● **TASK OBJECTIVE**
Please output the lines shown below exactly as they appear.

● **ITEMS**

____

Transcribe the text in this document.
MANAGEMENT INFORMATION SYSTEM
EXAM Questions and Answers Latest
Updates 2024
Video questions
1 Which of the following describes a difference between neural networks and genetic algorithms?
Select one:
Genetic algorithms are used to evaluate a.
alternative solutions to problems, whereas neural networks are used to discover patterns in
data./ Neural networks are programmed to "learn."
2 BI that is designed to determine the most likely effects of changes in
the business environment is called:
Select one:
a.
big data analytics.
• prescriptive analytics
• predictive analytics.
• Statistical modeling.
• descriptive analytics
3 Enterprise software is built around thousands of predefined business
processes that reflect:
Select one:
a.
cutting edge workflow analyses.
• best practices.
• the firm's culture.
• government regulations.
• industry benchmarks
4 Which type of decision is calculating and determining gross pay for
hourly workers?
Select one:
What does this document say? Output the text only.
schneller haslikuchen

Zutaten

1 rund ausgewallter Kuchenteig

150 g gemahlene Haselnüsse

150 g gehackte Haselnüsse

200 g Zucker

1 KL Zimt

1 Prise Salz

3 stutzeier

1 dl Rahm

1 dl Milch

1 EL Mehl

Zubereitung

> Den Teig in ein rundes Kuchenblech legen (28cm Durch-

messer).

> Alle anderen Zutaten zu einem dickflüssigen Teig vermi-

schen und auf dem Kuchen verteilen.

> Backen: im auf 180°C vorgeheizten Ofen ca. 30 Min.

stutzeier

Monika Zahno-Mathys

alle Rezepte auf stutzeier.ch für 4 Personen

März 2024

____

● **RESULT**
Transcribe the text in this document.
MANAGEMENT INFORMATION SYSTEM
EXAM Questions and Answers Latest
Updates 2024
Video questions
1 Which of the following describes a difference between neural networks and genetic algorithms?
Select one:
Genetic algorithms are used to evaluate a.
alternative solutions to problems, whereas neural networks are used to discover patterns in
data./ Neural networks are programmed to "learn."
2 BI that is designed to determine the most likely effects of changes in
the business environment is called:
Select one:
a.
big data analytics.
• prescriptive analytics
• predictive analytics.
• Statistical modeling.
• descriptive analytics
3 Enterprise software is built around thousands of predefined business
processes that reflect:
Select one:
a.
cutting edge workflow analyses.
• best practices.
• the firm's culture.
• government regulations.
• industry benchmarks
4 Which type of decision is calculating and determining gross pay for
hourly workers?
Select one:
What does this document say? Output the text only.
schneller haslikuchen

Zutaten

1 rund ausgewallter Kuchenteig

150 g gemahlene Haselnüsse

150 g gehackte Haselnüsse

200 g Zucker

1 KL Zimt

1 Prise Salz

3 stutzeier

1 dl Rahm

1 dl Milch

1 EL Mehl

Zubereitung

> Den Teig in ein rundes Kuchenblech legen (28cm Durch-

messer).

> Alle anderen Zutaten zu einem dickflüssigen Teig vermi-

schen und auf dem Kuchen verteilen.

> Backen: im auf 180°C vorgeheizten Ofen ca. 30 Min.

stutzeier

Monika Zahno-Mathys

alle Rezepte auf stutzeier.ch für 4 Personen

März 2024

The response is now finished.